> **EXERCISE INSTRUCTIONS**
Note each line where "Exposure" appears, and copy it.

> **DATA TO PROCESS**
☆ ☆ ☆ ☆ ☆
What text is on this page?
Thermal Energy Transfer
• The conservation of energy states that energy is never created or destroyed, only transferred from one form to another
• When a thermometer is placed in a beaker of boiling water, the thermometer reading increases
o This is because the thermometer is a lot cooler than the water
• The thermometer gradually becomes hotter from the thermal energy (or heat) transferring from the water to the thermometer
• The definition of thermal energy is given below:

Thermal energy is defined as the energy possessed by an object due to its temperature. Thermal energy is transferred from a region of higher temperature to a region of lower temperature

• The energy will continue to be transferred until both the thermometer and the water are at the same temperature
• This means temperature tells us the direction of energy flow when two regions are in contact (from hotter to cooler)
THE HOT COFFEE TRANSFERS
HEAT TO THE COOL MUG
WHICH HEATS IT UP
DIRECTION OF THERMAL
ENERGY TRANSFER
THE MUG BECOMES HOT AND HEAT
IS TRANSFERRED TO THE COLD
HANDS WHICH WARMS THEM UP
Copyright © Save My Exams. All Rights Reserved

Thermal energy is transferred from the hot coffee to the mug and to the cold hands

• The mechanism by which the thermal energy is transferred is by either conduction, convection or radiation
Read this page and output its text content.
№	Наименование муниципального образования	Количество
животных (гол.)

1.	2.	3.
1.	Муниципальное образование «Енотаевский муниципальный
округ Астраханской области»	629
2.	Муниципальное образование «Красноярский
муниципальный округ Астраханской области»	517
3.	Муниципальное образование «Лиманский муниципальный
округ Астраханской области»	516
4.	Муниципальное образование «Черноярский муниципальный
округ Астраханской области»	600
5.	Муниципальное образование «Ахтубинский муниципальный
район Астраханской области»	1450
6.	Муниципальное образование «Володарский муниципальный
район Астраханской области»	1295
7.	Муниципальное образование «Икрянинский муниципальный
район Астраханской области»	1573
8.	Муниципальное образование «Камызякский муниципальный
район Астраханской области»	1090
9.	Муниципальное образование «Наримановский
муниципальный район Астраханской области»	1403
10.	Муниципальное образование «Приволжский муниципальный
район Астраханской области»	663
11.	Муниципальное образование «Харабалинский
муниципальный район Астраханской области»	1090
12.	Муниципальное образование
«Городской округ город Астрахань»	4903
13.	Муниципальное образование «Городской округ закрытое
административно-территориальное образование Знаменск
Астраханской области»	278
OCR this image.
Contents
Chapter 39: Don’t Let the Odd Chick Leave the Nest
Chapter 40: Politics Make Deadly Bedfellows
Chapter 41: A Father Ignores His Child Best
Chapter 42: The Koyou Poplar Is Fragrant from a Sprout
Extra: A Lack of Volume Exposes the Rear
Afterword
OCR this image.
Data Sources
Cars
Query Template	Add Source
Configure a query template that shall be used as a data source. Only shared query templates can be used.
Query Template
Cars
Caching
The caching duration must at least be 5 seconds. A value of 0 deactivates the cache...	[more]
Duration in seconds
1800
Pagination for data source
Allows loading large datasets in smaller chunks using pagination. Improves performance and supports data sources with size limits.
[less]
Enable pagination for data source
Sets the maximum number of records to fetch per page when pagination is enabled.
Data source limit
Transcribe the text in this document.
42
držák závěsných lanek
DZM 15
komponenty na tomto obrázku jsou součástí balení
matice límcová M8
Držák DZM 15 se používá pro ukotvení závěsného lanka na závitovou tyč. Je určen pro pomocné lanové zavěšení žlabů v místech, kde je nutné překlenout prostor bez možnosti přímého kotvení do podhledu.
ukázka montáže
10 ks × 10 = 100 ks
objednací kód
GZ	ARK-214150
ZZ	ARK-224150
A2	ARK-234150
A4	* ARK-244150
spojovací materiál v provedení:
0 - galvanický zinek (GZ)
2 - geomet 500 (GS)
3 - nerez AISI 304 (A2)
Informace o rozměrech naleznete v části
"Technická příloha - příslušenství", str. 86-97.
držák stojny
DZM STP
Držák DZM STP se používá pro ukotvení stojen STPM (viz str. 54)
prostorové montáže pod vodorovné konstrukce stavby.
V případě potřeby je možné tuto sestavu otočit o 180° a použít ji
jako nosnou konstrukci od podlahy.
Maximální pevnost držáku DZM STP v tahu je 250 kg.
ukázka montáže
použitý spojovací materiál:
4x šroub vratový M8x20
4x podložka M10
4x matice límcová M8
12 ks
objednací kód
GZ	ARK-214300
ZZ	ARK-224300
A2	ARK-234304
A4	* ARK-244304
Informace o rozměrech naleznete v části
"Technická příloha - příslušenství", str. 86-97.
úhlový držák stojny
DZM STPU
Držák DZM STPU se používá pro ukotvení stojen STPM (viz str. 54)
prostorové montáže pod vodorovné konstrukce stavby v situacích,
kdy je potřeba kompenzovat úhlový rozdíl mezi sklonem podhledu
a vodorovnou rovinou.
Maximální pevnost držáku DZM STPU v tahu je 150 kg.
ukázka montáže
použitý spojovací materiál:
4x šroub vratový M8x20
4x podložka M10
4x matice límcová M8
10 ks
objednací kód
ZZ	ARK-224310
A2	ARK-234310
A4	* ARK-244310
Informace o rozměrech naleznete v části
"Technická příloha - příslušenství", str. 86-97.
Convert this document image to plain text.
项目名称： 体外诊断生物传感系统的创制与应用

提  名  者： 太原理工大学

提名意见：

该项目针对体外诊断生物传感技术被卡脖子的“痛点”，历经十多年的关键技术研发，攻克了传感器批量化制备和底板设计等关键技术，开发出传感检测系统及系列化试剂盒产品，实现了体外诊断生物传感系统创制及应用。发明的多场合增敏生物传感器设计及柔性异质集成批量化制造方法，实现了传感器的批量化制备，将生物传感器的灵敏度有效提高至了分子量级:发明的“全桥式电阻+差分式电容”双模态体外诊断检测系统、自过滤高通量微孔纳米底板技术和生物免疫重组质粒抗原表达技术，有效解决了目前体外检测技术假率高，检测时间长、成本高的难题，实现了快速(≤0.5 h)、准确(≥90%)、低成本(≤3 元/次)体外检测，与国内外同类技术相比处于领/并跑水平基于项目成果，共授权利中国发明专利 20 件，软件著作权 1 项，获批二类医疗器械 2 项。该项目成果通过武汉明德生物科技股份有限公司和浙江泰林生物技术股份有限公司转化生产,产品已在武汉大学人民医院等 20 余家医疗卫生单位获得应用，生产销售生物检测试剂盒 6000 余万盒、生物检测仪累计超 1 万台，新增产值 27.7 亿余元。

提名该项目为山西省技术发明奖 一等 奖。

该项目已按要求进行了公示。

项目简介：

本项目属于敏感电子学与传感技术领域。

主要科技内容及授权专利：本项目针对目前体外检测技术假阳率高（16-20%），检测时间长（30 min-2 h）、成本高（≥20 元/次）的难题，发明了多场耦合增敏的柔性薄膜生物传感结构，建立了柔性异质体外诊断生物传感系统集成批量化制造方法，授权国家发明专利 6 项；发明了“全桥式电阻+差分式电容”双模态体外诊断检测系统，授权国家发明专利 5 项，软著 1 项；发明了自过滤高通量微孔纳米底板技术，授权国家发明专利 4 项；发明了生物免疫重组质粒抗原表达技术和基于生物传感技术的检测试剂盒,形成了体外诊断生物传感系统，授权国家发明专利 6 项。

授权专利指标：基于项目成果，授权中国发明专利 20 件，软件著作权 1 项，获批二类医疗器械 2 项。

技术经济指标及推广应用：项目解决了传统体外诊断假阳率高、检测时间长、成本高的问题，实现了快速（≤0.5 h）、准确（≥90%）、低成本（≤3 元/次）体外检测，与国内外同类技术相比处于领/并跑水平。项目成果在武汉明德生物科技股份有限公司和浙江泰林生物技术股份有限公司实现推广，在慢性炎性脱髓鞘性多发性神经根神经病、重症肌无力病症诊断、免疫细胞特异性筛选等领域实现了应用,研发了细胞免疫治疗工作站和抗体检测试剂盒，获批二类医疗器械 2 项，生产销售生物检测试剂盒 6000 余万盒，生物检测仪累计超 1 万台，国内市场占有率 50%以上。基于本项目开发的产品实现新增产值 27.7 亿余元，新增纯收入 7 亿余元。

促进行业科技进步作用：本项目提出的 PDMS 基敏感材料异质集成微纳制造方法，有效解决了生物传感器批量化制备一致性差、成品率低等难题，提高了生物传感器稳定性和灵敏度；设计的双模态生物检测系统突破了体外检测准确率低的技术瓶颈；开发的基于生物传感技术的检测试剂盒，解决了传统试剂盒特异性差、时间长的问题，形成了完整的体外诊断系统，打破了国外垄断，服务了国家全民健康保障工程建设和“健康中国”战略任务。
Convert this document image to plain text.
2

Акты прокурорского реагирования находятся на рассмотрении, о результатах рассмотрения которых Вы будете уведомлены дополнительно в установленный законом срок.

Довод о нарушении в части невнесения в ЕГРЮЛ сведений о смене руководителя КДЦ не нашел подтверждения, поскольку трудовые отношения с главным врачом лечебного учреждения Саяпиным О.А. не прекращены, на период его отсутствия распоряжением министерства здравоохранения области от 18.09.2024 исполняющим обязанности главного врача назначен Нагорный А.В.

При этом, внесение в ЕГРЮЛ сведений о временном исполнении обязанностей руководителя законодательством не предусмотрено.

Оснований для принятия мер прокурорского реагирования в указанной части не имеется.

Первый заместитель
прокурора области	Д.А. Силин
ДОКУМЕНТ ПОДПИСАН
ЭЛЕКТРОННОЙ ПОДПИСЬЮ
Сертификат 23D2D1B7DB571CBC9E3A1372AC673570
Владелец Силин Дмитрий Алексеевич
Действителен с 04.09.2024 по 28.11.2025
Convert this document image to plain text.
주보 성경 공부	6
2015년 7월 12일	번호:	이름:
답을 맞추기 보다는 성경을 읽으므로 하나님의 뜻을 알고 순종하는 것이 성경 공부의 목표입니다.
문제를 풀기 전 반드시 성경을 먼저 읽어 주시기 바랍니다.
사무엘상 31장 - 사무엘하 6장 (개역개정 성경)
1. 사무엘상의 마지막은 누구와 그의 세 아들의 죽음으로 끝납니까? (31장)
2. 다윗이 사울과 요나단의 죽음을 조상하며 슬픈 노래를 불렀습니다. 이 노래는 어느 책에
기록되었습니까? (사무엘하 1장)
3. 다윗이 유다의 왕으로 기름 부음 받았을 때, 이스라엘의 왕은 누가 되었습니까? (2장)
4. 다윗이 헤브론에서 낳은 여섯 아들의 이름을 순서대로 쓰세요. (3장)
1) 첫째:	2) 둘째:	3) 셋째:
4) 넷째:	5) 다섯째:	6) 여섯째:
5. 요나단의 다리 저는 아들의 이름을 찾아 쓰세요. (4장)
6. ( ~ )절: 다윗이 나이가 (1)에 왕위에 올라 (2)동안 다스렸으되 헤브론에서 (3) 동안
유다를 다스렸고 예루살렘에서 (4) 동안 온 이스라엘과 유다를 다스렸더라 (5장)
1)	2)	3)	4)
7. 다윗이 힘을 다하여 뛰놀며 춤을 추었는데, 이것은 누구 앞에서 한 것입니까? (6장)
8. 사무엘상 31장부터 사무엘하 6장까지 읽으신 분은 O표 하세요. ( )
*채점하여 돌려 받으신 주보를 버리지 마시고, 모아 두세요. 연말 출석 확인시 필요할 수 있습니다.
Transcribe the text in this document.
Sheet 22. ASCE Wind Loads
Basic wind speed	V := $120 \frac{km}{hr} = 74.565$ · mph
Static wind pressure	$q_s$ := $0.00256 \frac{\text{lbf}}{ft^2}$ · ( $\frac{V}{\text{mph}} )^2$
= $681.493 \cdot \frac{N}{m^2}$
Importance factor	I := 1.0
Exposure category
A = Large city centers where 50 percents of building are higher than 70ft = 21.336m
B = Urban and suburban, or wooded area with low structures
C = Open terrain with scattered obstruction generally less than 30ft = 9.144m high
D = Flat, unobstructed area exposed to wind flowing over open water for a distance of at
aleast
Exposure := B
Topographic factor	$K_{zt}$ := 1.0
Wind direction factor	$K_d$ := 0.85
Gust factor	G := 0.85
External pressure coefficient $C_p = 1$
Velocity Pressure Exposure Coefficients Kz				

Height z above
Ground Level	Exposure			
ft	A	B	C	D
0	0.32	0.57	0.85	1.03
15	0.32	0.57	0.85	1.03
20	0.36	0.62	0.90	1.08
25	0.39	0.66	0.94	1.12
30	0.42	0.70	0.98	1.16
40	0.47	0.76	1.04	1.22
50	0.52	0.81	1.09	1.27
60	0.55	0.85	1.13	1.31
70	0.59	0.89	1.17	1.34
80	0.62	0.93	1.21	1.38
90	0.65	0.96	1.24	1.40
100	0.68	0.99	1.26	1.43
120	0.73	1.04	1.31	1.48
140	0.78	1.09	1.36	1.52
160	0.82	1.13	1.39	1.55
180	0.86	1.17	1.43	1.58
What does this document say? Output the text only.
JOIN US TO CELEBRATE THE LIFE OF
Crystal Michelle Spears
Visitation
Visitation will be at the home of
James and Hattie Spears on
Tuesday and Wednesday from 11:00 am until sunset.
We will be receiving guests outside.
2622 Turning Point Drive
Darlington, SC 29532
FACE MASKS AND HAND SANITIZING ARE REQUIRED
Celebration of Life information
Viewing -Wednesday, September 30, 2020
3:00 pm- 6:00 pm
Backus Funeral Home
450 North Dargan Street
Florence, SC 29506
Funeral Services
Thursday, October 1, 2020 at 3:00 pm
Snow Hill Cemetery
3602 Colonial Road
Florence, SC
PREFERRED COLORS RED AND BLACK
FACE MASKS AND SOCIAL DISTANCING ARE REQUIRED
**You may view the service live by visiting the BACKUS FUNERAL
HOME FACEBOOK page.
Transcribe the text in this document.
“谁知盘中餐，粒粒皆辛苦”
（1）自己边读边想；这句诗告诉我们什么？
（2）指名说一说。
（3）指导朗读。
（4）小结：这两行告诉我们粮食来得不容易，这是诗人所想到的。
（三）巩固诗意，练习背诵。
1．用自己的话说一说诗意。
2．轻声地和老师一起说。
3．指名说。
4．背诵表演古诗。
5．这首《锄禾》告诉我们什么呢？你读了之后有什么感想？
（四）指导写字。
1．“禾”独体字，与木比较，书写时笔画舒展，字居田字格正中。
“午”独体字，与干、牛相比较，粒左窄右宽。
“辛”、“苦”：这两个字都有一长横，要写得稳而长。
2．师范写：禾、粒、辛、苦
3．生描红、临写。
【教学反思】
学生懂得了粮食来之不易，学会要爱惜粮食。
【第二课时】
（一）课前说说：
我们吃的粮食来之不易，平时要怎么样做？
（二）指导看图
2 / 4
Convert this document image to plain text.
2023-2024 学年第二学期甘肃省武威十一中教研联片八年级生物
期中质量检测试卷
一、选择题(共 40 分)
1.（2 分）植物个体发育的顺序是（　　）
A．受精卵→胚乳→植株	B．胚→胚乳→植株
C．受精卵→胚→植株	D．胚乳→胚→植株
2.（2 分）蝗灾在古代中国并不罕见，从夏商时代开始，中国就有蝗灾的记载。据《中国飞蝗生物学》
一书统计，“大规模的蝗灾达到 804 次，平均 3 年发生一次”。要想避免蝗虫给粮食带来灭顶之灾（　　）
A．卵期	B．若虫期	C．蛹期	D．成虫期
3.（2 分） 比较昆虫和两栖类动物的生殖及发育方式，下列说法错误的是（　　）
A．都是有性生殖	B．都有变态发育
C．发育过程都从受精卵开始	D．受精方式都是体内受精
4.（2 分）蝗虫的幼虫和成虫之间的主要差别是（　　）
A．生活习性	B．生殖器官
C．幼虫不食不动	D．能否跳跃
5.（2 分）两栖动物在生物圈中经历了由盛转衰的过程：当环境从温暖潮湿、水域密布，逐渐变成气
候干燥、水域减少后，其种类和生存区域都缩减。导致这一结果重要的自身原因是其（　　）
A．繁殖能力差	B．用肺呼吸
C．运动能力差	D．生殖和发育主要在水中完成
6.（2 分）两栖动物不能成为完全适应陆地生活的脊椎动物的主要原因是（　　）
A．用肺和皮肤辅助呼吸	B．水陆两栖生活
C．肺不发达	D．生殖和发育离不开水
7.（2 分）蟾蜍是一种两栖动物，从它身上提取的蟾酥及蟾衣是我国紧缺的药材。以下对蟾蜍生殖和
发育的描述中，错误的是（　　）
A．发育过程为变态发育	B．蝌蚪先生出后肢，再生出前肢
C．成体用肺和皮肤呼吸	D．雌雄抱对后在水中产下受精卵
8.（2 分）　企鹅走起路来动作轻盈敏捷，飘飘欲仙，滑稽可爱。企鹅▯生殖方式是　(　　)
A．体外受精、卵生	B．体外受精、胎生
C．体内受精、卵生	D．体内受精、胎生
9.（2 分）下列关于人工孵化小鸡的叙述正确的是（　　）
☆ ☆ ☆ ☆ ☆
> **WRITTEN ANSWER**
Exposure category
Exposure := B
Velocity Pressure Exposure Coefficients Kz				
Ground Level	Exposure			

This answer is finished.